▸ Provided material:
>>>>
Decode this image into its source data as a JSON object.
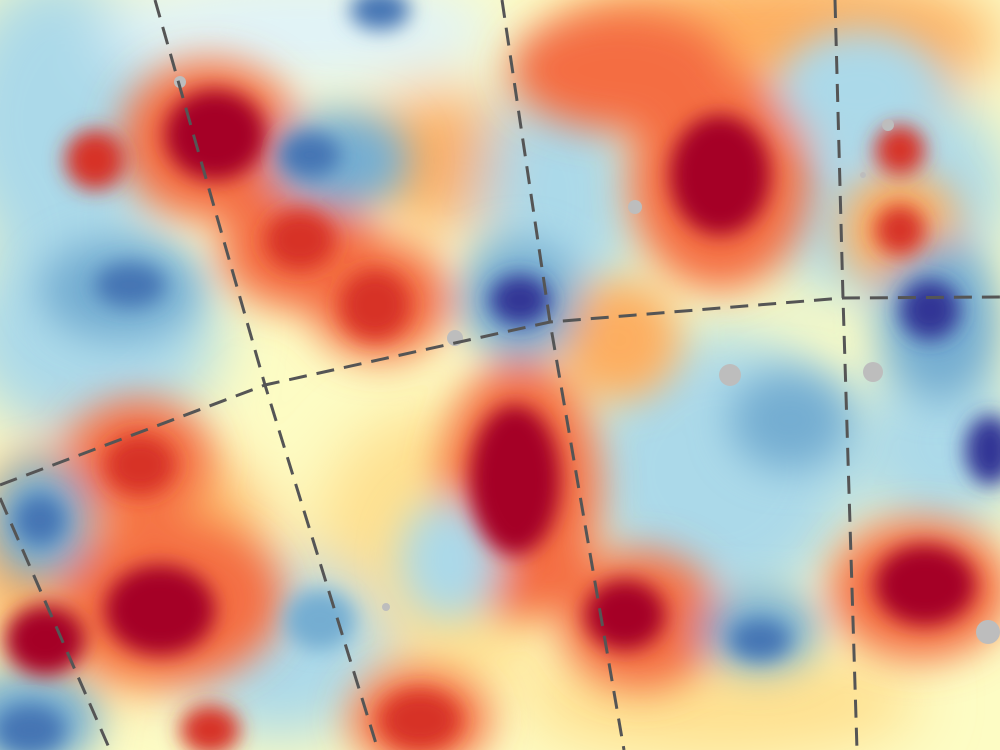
{
  "map": {
    "colormap": [
      "#313695",
      "#4575b4",
      "#74add1",
      "#abd9e9",
      "#e0f3f8",
      "#ffffbf",
      "#fee090",
      "#fdae61",
      "#f46d43",
      "#d73027",
      "#a50026"
    ],
    "background_color": "#fdfcc4",
    "masked_color": "#bdbdbd",
    "graticule_color": "#555555",
    "graticule_style": "dashed"
  }
}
<<<<
▸ What needs to be done: Copy the material above in full and exactly, skipping pictures.

▸ Answer to the task:
Decode this image into its source data as a JSON object.
{
  "map": {
    "colormap": [
      "#313695",
      "#4575b4",
      "#74add1",
      "#abd9e9",
      "#e0f3f8",
      "#ffffbf",
      "#fee090",
      "#fdae61",
      "#f46d43",
      "#d73027",
      "#a50026"
    ],
    "background_color": "#fdfcc4",
    "masked_color": "#bdbdbd",
    "graticule_color": "#555555",
    "graticule_style": "dashed"
  }
}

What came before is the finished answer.